Goal of the exercise:
Where a line holds "Pane", copy it.

Records provided:
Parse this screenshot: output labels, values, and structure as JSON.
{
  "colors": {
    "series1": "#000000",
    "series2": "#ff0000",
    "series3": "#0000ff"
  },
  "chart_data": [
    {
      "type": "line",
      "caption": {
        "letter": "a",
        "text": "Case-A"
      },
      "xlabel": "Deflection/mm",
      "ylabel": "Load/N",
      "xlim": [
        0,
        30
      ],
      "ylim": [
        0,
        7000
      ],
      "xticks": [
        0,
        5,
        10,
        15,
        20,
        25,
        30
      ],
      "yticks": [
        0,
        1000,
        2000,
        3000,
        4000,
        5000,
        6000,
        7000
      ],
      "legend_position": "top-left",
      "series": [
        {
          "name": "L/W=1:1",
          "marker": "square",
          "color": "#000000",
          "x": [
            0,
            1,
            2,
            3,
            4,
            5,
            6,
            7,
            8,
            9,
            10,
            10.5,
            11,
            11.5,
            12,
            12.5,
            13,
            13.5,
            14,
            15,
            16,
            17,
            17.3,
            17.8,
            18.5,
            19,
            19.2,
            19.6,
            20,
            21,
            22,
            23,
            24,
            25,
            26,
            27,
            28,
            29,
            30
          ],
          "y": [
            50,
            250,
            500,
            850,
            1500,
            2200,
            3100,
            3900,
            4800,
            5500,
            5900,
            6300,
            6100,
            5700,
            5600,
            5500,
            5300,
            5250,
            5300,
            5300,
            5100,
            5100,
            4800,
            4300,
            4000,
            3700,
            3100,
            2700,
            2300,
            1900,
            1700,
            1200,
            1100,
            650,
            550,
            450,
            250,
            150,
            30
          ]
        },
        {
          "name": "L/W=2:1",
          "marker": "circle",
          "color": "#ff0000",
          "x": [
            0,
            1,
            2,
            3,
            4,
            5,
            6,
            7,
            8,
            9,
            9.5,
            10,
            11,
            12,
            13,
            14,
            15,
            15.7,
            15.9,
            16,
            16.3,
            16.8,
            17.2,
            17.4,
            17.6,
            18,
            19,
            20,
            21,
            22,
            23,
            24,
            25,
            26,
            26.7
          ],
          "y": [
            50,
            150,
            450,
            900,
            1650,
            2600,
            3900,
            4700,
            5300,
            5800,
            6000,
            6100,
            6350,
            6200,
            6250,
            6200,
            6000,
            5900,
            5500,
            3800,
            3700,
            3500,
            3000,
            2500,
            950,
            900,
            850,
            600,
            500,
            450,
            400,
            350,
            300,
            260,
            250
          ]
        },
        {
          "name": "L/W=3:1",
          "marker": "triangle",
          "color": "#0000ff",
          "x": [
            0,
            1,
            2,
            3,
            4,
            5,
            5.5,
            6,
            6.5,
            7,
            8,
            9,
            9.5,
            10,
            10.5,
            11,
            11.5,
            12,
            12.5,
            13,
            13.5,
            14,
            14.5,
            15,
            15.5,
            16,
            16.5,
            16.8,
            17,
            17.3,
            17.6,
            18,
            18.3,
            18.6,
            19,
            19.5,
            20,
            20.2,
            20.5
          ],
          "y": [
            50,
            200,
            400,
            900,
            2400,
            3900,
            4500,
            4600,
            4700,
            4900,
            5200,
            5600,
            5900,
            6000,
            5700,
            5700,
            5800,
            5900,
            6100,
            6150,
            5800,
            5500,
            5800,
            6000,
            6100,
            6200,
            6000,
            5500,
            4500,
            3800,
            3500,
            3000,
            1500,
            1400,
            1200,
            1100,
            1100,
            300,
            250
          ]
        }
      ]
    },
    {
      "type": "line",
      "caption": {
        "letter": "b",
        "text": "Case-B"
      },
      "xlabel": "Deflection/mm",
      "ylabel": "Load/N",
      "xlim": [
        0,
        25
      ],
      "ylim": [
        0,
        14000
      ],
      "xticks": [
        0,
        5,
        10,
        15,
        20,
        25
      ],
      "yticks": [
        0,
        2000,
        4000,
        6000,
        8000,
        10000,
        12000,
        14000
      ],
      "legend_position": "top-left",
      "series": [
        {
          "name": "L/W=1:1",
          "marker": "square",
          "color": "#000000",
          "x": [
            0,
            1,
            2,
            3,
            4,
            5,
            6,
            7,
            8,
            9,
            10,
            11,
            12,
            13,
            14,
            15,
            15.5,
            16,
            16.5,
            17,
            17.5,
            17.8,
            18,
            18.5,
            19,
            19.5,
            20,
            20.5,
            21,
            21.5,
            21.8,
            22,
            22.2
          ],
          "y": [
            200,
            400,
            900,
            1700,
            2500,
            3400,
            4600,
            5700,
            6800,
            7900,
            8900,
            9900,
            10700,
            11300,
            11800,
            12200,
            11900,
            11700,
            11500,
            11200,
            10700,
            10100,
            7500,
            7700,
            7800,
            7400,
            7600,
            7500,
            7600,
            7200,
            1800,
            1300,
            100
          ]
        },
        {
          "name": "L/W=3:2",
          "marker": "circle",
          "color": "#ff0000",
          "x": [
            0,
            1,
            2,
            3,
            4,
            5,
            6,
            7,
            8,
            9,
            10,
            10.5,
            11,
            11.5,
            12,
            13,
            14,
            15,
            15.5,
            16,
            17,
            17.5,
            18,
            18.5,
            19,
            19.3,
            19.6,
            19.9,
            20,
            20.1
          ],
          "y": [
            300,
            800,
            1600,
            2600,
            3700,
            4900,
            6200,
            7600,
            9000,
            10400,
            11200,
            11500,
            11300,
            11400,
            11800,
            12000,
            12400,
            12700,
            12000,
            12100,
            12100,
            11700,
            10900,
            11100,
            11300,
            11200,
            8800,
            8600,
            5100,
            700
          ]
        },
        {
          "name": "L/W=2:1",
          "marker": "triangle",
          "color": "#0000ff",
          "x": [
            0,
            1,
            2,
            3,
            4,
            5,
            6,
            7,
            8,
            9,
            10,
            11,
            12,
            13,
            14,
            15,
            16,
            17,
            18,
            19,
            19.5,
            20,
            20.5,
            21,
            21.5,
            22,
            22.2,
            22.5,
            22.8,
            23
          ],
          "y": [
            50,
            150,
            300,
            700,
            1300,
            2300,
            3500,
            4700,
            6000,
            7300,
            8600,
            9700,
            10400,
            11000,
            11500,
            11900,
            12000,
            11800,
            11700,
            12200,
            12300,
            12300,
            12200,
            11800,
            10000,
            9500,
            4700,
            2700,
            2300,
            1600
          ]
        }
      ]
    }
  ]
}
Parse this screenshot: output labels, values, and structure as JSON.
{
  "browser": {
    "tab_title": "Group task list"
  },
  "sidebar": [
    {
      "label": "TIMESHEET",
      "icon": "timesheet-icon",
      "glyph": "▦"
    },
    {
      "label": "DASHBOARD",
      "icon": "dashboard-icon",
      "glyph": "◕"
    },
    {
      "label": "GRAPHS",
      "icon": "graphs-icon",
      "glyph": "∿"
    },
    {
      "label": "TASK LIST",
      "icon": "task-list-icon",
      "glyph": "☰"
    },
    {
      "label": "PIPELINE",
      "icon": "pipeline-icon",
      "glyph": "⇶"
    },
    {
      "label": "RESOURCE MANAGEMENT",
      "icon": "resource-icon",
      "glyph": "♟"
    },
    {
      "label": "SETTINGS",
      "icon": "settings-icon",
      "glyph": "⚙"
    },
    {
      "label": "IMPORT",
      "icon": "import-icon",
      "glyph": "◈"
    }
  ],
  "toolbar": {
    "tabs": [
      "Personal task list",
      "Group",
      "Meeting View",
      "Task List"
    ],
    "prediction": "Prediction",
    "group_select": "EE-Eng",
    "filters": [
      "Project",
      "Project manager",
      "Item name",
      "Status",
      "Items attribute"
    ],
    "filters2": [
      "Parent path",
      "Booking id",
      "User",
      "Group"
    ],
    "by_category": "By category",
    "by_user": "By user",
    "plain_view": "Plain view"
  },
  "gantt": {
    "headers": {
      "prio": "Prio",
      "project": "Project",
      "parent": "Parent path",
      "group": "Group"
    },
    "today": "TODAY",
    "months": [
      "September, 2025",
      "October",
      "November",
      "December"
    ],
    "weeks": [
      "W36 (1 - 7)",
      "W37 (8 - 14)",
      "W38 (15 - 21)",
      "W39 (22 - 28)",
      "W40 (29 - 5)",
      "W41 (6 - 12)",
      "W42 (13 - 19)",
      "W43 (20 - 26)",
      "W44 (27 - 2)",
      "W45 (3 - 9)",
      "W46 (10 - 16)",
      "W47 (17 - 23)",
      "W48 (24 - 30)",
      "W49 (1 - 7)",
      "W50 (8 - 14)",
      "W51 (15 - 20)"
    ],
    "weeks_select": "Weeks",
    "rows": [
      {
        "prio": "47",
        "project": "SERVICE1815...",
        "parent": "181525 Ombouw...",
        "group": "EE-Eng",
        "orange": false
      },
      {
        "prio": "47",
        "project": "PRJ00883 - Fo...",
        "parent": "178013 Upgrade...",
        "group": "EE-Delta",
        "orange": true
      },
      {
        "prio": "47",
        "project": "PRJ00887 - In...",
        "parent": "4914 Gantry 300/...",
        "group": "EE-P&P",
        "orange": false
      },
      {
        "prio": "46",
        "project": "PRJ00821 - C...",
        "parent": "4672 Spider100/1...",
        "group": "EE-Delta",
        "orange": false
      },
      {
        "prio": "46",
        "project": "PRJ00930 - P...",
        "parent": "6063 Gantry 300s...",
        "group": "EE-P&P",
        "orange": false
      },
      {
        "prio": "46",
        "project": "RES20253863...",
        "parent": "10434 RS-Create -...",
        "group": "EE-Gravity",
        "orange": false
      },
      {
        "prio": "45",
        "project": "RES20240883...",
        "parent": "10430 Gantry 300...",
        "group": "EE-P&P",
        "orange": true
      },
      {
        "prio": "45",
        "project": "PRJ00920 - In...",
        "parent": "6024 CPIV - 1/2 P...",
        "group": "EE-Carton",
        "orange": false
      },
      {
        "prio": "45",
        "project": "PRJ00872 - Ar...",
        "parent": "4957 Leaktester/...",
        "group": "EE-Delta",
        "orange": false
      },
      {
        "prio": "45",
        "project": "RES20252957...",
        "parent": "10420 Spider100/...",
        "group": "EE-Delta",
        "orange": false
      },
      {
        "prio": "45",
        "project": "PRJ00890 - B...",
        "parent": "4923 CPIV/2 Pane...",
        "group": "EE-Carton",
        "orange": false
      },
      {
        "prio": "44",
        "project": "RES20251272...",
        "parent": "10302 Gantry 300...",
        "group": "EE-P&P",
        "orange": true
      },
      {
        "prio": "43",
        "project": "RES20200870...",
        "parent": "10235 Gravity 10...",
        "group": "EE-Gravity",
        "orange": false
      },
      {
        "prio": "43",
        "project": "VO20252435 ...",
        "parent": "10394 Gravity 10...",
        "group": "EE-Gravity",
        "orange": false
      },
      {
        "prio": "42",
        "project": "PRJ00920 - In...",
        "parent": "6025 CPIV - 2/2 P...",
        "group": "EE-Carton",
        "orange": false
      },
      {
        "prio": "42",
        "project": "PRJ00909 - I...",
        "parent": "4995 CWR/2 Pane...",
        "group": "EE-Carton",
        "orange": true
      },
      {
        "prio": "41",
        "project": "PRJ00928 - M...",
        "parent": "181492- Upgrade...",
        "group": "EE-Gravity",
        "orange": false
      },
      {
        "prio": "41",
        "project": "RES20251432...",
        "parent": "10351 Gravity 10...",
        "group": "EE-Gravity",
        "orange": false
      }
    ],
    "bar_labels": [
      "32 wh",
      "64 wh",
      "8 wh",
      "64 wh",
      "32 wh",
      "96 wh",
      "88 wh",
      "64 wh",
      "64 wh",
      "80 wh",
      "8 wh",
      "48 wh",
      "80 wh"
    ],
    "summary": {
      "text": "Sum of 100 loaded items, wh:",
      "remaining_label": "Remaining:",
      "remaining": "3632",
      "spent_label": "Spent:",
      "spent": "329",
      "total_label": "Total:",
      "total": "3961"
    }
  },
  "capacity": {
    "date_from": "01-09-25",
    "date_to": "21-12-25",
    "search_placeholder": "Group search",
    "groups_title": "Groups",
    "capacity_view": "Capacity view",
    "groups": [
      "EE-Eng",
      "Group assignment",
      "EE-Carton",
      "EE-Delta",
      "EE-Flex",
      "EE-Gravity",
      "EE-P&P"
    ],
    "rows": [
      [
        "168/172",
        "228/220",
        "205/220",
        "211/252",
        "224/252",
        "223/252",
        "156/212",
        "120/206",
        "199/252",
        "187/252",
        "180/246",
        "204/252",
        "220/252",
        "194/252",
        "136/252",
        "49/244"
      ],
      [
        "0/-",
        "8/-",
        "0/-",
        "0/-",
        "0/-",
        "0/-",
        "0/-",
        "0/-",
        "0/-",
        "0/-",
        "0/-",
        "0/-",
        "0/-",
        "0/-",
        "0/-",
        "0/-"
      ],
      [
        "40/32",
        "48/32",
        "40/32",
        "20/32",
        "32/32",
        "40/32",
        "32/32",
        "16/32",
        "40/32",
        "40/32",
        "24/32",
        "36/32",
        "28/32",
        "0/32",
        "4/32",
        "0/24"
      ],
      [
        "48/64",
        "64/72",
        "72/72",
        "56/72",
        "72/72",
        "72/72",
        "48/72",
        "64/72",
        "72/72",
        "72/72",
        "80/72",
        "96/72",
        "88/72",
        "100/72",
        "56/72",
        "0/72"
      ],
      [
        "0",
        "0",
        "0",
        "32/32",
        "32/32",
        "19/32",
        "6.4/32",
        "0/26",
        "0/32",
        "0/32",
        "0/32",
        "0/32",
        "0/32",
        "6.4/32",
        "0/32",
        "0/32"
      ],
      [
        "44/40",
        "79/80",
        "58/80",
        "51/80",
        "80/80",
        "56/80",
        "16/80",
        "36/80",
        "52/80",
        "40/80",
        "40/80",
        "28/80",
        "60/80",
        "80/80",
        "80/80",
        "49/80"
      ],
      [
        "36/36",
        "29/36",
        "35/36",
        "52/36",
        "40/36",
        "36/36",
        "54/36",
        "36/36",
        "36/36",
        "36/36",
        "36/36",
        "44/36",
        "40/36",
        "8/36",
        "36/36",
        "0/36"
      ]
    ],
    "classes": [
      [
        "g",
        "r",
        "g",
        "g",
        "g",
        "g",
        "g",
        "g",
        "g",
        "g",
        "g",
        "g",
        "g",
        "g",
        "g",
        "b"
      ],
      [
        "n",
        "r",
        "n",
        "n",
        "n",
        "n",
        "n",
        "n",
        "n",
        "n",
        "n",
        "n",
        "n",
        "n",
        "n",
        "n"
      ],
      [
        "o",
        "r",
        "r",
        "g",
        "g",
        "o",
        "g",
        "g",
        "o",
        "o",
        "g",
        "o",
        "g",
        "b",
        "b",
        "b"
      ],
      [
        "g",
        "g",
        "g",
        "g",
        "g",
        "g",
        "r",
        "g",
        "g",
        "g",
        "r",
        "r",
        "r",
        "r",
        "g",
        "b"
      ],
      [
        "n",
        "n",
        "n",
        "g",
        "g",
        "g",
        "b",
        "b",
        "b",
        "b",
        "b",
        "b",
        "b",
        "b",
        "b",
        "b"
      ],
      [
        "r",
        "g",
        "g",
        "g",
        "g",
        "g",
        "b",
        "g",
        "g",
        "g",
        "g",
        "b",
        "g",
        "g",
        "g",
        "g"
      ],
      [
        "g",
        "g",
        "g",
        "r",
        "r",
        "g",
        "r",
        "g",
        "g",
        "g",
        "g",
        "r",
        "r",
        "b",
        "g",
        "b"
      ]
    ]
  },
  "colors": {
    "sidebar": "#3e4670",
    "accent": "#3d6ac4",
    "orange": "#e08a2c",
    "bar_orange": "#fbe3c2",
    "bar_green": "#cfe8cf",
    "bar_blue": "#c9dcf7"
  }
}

In response:
        "parent": "4923 CPIV/2 Pane...",
        "parent": "4995 CWR/2 Pane...",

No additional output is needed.